Stored records
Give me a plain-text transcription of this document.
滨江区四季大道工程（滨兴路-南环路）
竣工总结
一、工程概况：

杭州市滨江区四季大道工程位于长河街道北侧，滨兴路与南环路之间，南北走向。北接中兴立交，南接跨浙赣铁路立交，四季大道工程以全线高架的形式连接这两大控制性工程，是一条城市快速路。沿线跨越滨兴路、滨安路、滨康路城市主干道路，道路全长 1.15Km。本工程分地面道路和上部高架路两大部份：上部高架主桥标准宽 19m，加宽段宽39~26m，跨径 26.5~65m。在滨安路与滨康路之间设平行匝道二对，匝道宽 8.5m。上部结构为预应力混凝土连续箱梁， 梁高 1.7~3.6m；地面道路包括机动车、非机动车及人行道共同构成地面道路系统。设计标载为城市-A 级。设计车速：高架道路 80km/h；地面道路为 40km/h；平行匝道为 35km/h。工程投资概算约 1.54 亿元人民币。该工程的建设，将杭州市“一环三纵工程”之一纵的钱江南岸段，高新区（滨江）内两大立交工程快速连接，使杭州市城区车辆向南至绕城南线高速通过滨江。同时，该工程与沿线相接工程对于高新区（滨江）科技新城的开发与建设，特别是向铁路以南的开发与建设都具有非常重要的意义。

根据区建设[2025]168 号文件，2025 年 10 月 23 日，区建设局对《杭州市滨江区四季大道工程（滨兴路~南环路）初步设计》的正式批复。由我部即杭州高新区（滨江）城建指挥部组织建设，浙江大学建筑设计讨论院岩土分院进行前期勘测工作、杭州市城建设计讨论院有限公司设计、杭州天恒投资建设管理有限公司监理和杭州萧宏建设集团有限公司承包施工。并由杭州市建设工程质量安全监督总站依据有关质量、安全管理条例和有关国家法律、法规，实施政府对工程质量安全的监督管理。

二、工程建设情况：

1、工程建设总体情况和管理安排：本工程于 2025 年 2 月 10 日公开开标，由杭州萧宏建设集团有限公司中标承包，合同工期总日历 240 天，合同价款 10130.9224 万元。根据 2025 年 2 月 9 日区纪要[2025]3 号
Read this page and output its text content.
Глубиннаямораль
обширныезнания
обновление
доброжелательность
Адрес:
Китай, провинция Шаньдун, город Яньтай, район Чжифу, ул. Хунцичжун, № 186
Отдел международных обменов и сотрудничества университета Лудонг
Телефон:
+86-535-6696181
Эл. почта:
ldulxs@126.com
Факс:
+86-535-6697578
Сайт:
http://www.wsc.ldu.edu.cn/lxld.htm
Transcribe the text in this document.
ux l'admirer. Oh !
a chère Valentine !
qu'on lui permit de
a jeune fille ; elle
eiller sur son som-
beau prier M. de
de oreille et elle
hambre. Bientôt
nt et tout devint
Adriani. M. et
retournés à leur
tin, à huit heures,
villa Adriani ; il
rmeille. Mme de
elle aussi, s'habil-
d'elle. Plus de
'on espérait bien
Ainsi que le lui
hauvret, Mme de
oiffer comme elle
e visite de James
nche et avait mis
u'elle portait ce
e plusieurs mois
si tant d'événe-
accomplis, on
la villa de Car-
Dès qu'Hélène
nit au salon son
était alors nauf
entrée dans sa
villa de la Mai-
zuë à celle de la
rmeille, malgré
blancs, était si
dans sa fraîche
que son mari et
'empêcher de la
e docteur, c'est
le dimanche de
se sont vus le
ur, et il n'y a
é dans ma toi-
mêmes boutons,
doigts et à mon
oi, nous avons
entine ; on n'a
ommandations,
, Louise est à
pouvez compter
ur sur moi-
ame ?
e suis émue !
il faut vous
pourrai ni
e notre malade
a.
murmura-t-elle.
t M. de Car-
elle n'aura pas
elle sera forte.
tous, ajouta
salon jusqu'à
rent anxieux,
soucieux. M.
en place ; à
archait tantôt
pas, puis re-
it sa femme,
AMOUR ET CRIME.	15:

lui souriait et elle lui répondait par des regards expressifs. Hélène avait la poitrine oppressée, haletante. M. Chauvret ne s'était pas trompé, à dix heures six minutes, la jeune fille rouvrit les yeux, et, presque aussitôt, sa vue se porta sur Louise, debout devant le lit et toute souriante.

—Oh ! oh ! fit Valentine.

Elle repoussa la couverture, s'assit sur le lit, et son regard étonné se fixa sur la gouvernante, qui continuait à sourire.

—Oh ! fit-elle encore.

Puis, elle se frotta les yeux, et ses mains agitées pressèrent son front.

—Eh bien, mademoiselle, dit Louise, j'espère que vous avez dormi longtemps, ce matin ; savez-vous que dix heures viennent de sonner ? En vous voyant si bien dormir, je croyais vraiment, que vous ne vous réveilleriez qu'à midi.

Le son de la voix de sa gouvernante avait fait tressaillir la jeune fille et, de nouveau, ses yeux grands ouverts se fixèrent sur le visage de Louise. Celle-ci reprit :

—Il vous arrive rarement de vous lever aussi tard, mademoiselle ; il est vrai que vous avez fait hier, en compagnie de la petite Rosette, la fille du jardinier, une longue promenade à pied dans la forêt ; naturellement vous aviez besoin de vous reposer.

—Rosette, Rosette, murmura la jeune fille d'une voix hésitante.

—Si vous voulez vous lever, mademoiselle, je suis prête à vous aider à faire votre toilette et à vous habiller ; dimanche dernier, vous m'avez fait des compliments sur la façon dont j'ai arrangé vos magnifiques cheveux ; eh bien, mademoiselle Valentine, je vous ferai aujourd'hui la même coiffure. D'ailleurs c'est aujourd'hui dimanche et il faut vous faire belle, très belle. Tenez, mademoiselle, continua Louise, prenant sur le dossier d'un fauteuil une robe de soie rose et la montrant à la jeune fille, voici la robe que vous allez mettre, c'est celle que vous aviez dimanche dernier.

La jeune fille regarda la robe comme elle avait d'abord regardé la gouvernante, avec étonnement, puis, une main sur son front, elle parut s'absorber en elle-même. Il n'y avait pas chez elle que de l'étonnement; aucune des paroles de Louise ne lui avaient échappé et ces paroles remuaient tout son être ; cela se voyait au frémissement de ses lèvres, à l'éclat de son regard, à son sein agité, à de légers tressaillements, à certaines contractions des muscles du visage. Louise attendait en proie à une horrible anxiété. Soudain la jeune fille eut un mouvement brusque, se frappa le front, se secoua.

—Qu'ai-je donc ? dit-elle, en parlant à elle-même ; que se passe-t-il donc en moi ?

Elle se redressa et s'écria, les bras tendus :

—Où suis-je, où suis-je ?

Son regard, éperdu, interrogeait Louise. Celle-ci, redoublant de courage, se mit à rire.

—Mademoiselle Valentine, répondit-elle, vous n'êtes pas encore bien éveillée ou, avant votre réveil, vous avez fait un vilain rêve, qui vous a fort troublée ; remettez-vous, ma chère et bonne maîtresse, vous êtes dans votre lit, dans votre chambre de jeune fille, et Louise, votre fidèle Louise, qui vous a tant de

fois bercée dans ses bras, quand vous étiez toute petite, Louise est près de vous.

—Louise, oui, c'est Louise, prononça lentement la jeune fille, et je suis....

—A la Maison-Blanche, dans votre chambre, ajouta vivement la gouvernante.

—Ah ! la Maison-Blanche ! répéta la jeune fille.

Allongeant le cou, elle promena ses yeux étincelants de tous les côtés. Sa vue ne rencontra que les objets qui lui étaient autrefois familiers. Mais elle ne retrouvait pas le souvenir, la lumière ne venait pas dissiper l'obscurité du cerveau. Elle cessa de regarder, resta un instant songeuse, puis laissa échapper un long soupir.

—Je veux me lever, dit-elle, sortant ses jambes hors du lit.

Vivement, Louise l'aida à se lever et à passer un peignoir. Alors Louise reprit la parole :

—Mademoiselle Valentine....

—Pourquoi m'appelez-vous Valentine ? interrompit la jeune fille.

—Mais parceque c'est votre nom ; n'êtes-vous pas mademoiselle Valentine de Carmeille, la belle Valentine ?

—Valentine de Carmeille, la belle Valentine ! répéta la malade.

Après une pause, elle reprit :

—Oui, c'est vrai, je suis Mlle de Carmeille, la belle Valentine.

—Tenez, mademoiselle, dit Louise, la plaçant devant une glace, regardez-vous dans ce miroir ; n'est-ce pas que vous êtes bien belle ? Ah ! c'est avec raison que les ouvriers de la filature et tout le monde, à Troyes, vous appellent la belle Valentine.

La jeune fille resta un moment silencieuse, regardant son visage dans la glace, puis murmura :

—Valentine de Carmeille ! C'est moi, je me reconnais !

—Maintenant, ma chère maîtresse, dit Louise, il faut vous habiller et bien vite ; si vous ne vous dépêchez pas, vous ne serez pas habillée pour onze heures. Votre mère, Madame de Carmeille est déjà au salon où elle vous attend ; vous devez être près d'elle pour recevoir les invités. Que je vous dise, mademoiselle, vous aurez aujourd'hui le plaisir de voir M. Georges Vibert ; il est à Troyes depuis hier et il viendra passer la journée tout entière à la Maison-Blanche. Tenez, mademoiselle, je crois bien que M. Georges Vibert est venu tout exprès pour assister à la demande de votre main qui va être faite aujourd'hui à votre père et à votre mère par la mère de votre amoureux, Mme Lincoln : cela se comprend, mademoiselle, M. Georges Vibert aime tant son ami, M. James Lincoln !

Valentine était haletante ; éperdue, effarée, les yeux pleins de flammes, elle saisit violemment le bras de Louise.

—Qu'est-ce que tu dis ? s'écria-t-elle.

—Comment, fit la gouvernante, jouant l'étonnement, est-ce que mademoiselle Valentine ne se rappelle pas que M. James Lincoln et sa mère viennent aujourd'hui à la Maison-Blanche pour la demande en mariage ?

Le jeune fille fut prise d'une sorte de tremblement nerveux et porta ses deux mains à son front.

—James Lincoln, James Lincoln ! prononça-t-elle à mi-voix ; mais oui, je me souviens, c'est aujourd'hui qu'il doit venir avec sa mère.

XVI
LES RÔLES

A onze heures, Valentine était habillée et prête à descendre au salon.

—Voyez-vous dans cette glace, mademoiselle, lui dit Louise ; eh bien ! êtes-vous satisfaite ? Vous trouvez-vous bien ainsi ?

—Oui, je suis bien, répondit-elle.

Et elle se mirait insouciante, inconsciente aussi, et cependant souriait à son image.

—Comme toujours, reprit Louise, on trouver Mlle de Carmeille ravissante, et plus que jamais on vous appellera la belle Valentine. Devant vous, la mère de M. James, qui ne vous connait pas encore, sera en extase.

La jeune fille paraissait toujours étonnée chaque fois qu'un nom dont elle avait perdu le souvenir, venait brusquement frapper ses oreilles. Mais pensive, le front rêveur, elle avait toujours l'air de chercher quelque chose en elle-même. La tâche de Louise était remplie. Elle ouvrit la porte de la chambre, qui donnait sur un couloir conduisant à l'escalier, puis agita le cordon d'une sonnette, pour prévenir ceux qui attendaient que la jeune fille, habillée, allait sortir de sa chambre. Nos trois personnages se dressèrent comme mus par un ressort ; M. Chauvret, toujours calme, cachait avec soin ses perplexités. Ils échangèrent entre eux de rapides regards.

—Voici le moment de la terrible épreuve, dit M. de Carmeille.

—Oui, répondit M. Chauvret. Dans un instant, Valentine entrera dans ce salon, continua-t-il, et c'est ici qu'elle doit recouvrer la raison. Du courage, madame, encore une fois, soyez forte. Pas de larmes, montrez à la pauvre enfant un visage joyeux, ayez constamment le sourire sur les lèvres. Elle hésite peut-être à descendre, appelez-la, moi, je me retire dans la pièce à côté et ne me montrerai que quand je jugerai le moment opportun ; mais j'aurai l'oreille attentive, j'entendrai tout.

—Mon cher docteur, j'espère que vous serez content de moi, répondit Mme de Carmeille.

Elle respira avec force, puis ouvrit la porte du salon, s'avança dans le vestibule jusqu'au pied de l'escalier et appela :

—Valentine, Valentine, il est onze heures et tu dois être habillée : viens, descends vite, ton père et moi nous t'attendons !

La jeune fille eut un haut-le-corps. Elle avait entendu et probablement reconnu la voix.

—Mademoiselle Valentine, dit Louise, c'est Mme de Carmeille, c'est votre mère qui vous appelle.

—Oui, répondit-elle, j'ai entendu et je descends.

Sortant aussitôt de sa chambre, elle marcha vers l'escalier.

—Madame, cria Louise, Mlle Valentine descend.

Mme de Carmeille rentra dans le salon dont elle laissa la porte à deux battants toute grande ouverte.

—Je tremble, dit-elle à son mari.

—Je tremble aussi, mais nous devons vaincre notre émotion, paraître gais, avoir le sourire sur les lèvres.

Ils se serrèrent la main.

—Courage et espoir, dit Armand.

**OBJECTIVE:** Each line in the material either holds the string "hier" or does not. State how many do, and nothing else.

**ANSWER TO THE TASK:** 2